* Description of the task: Read the lines that follow and pick out every one containing the word "xlabel".

* Information shown:
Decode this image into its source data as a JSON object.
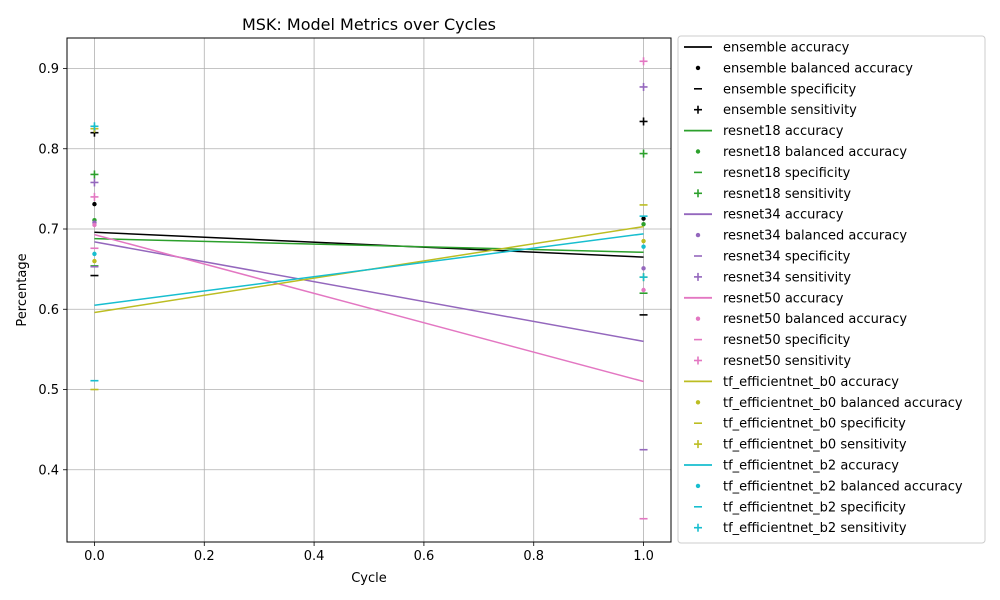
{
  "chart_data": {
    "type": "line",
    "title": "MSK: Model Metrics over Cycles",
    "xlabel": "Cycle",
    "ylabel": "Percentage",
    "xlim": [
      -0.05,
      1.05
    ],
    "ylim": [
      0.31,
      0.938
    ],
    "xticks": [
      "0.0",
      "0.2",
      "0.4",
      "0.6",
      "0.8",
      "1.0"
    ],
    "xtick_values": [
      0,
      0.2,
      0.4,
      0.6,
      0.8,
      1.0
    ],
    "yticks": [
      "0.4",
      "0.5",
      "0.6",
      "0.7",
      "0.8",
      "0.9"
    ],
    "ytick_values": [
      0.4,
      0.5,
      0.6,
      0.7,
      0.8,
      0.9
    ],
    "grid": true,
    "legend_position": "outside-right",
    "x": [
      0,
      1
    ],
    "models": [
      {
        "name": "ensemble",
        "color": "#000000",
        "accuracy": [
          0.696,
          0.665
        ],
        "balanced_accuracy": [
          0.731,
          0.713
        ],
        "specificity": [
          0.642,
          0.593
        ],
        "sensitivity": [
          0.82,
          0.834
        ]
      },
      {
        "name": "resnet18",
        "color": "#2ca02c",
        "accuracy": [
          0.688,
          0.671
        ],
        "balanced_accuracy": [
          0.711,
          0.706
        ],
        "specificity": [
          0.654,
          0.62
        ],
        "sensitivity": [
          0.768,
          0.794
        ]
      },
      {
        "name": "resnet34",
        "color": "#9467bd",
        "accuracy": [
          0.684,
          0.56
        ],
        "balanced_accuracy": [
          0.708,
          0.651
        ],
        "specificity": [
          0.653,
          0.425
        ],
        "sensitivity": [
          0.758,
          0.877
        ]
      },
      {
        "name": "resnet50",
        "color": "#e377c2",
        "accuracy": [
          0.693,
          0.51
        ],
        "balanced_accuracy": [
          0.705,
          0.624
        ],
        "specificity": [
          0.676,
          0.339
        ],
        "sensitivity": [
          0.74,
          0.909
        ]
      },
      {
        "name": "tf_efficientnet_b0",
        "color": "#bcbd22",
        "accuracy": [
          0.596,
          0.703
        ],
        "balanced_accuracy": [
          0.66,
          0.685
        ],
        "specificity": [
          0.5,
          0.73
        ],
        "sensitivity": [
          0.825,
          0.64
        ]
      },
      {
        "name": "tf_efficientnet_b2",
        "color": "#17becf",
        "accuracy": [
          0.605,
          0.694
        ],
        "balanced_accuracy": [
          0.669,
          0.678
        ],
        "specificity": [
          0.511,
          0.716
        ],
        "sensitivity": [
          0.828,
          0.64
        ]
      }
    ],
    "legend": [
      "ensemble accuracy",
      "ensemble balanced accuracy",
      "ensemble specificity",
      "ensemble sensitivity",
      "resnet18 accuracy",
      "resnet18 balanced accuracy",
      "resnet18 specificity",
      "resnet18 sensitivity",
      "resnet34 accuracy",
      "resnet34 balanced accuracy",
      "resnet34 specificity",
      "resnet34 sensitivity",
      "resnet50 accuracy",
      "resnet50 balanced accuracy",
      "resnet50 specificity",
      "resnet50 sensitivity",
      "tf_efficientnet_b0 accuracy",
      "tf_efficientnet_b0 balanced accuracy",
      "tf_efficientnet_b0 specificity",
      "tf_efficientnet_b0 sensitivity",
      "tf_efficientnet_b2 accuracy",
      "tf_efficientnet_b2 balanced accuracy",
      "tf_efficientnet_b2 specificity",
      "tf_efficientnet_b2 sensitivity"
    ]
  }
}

--

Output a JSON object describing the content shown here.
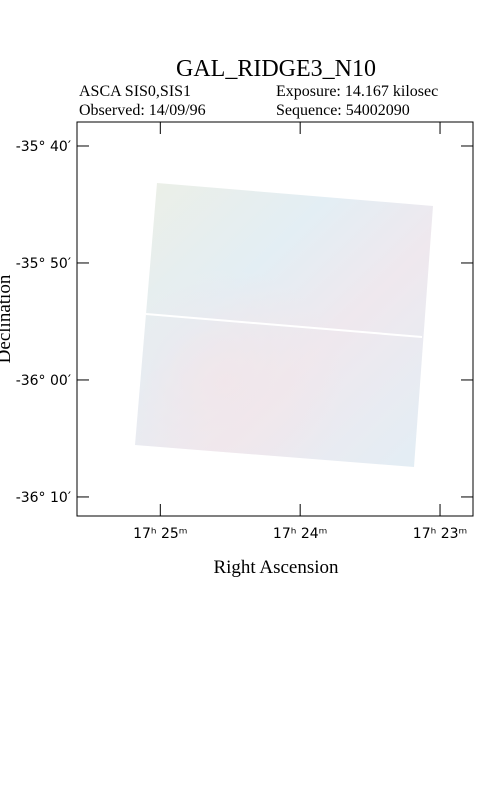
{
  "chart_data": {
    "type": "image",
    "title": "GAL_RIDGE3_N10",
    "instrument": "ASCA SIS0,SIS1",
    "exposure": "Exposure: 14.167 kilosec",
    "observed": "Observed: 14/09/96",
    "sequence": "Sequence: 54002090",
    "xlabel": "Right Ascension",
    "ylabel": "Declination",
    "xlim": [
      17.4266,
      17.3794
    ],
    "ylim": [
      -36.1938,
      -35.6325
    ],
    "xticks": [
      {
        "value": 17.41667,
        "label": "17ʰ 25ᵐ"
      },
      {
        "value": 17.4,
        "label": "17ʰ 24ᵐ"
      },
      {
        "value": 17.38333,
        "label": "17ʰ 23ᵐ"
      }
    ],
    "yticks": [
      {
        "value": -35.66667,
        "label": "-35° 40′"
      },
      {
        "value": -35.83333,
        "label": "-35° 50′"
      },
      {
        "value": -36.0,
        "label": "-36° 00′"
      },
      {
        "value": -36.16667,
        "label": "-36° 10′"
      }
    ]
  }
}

---

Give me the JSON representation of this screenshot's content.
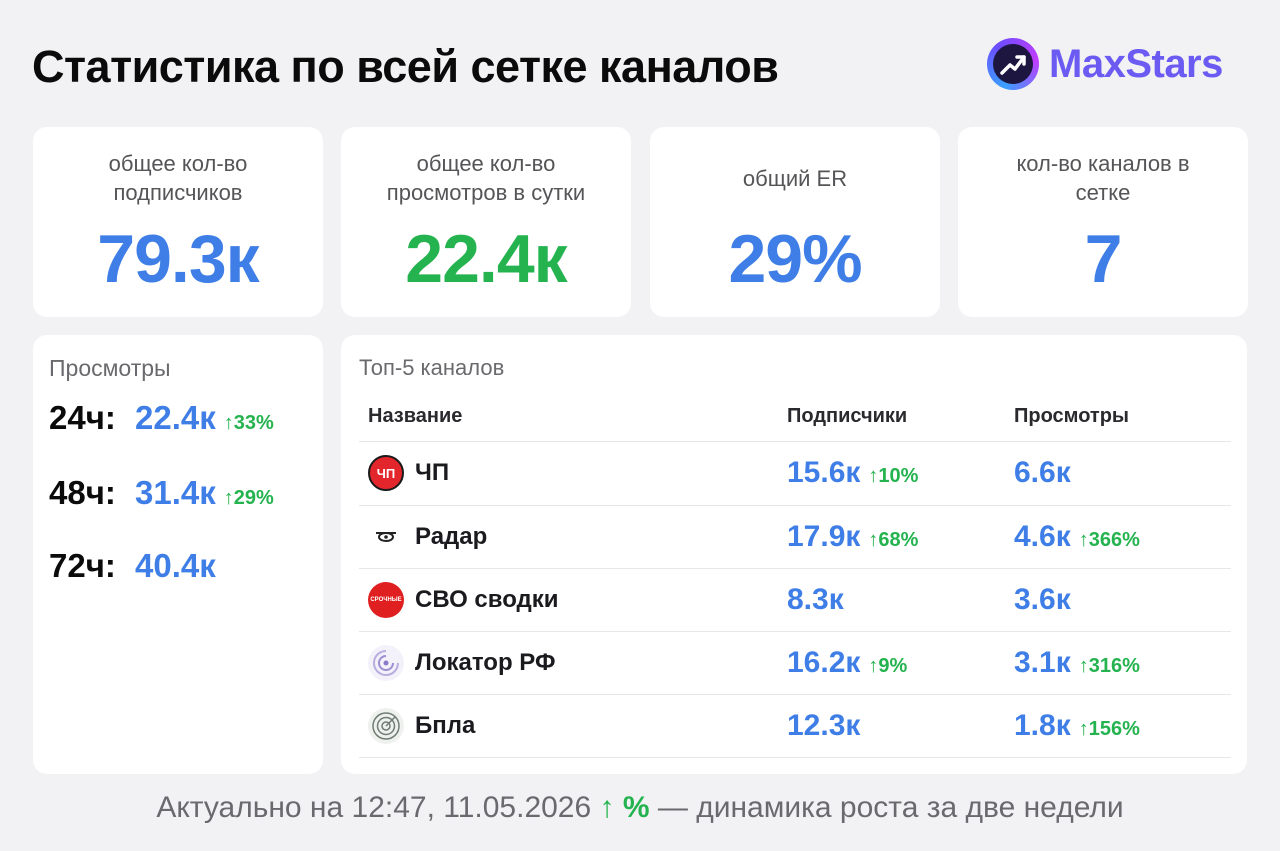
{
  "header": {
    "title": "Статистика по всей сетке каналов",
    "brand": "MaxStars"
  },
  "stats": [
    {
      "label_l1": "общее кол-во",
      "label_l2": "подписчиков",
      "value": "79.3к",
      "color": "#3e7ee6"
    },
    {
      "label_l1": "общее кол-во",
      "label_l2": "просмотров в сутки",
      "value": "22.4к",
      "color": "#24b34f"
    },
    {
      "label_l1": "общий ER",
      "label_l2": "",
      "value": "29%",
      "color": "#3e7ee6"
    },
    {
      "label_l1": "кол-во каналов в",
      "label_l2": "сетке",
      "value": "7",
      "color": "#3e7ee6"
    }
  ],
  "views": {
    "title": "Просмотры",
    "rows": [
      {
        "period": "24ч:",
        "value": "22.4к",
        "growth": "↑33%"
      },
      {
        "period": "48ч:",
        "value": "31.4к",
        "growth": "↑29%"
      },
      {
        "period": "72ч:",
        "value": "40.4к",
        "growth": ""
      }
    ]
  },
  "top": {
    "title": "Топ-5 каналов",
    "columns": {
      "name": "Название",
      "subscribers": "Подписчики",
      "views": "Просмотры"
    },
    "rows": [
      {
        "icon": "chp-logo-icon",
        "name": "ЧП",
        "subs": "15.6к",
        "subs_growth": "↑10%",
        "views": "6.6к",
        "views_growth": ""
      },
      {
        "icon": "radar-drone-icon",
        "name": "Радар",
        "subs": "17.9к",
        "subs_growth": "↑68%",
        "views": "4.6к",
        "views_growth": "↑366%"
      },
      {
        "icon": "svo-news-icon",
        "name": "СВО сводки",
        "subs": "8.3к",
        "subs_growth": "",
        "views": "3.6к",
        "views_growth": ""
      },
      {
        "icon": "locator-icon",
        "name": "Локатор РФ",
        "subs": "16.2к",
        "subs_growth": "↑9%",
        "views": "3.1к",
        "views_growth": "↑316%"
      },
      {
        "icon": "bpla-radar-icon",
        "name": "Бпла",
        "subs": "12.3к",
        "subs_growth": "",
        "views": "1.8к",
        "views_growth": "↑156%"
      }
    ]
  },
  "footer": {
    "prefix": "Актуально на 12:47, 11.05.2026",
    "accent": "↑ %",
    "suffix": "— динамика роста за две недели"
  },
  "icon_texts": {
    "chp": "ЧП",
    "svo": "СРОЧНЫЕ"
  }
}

* Solved problem:
    "xlabel": "Cycle",
    "xlabel": "Right Ascension",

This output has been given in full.